**TASK TO COMPLETE**
Return every record verbatim.

(Extracted records)
(begin)

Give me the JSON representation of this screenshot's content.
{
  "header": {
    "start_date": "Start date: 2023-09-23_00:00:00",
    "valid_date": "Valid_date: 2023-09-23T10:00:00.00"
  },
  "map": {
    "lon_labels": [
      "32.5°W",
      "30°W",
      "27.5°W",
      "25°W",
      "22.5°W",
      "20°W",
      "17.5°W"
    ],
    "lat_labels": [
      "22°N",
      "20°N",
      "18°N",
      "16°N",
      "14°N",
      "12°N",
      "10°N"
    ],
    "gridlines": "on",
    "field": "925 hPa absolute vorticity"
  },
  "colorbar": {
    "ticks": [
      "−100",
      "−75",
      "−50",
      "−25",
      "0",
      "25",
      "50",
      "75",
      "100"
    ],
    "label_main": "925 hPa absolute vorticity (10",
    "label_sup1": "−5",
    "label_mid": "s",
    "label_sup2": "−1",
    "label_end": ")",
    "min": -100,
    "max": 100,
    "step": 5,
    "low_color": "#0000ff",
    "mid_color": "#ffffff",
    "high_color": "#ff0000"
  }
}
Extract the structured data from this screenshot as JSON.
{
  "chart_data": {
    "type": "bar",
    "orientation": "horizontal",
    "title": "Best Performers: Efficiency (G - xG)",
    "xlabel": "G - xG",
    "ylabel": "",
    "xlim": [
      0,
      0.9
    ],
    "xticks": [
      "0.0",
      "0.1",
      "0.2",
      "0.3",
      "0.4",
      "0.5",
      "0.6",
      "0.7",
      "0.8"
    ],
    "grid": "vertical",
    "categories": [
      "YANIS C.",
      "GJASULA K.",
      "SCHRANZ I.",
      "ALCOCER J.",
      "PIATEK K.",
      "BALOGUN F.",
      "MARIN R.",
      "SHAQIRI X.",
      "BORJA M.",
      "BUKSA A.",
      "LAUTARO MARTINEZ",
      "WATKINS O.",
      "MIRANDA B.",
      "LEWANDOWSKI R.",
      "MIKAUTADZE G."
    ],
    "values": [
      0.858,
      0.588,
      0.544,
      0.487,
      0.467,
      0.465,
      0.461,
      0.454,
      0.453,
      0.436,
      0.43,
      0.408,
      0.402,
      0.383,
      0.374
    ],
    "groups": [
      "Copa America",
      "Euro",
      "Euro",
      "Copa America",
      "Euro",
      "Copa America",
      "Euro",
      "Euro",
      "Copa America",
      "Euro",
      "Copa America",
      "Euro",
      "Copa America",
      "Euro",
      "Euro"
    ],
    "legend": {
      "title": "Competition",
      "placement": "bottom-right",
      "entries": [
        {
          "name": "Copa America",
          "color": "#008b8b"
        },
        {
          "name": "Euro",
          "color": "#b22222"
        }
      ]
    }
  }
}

(end)

**FINISHED ANSWER**
Give me the JSON representation of this screenshot's content.
{
  "header": {
    "start_date": "Start date: 2023-09-23_00:00:00",
    "valid_date": "Valid_date: 2023-09-23T10:00:00.00"
  },
  "map": {
    "lon_labels": [
      "32.5°W",
      "30°W",
      "27.5°W",
      "25°W",
      "22.5°W",
      "20°W",
      "17.5°W"
    ],
    "lat_labels": [
      "22°N",
      "20°N",
      "18°N",
      "16°N",
      "14°N",
      "12°N",
      "10°N"
    ],
    "gridlines": "on",
    "field": "925 hPa absolute vorticity"
  },
  "colorbar": {
    "ticks": [
      "−100",
      "−75",
      "−50",
      "−25",
      "0",
      "25",
      "50",
      "75",
      "100"
    ],
    "label_main": "925 hPa absolute vorticity (10",
    "label_sup1": "−5",
    "label_mid": "s",
    "label_sup2": "−1",
    "label_end": ")",
    "min": -100,
    "max": 100,
    "step": 5,
    "low_color": "#0000ff",
    "mid_color": "#ffffff",
    "high_color": "#ff0000"
  }
}
Extract the structured data from this screenshot as JSON.
{
  "chart_data": {
    "type": "bar",
    "orientation": "horizontal",
    "title": "Best Performers: Efficiency (G - xG)",
    "xlabel": "G - xG",
    "ylabel": "",
    "xlim": [
      0,
      0.9
    ],
    "xticks": [
      "0.0",
      "0.1",
      "0.2",
      "0.3",
      "0.4",
      "0.5",
      "0.6",
      "0.7",
      "0.8"
    ],
    "grid": "vertical",
    "categories": [
      "YANIS C.",
      "GJASULA K.",
      "SCHRANZ I.",
      "ALCOCER J.",
      "PIATEK K.",
      "BALOGUN F.",
      "MARIN R.",
      "SHAQIRI X.",
      "BORJA M.",
      "BUKSA A.",
      "LAUTARO MARTINEZ",
      "WATKINS O.",
      "MIRANDA B.",
      "LEWANDOWSKI R.",
      "MIKAUTADZE G."
    ],
    "values": [
      0.858,
      0.588,
      0.544,
      0.487,
      0.467,
      0.465,
      0.461,
      0.454,
      0.453,
      0.436,
      0.43,
      0.408,
      0.402,
      0.383,
      0.374
    ],
    "groups": [
      "Copa America",
      "Euro",
      "Euro",
      "Copa America",
      "Euro",
      "Copa America",
      "Euro",
      "Euro",
      "Copa America",
      "Euro",
      "Copa America",
      "Euro",
      "Copa America",
      "Euro",
      "Euro"
    ],
    "legend": {
      "title": "Competition",
      "placement": "bottom-right",
      "entries": [
        {
          "name": "Copa America",
          "color": "#008b8b"
        },
        {
          "name": "Euro",
          "color": "#b22222"
        }
      ]
    }
  }
}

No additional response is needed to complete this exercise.